Recorded data

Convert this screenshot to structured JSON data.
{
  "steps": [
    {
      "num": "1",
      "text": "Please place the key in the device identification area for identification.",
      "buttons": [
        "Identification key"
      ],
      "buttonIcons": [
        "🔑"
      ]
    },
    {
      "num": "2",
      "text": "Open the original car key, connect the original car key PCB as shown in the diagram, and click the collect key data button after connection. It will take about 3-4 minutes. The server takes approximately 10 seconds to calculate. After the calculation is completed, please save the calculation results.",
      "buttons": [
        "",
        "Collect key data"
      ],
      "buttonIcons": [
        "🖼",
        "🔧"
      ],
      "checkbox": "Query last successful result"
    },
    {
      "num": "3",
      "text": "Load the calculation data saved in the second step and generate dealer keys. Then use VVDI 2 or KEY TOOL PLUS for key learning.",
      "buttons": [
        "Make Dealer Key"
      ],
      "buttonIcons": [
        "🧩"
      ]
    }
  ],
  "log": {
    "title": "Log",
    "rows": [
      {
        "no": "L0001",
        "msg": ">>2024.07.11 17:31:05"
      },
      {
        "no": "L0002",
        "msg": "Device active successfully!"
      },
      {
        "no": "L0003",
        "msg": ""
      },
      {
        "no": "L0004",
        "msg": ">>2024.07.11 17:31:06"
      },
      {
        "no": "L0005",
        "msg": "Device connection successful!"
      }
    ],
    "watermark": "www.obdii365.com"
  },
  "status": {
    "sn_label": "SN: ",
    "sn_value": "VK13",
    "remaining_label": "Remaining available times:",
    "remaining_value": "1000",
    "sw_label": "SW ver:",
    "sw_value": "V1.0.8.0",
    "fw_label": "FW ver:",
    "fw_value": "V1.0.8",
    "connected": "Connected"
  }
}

[What is being asked]: Extract each line from the entries above that contains the string "text".

[Exercise output]:
      "text": "Please place the key in the device identification area for identification.",
      "text": "Open the original car key, connect the original car key PCB as shown in the diagram, and click the collect key data button after connection. It will take about 3-4 minutes. The server takes approximately 10 seconds to calculate. After the calculation is completed, please save the calculation results.",
      "text": "Load the calculation data saved in the second step and generate dealer keys. Then use VVDI 2 or KEY TOOL PLUS for key learning.",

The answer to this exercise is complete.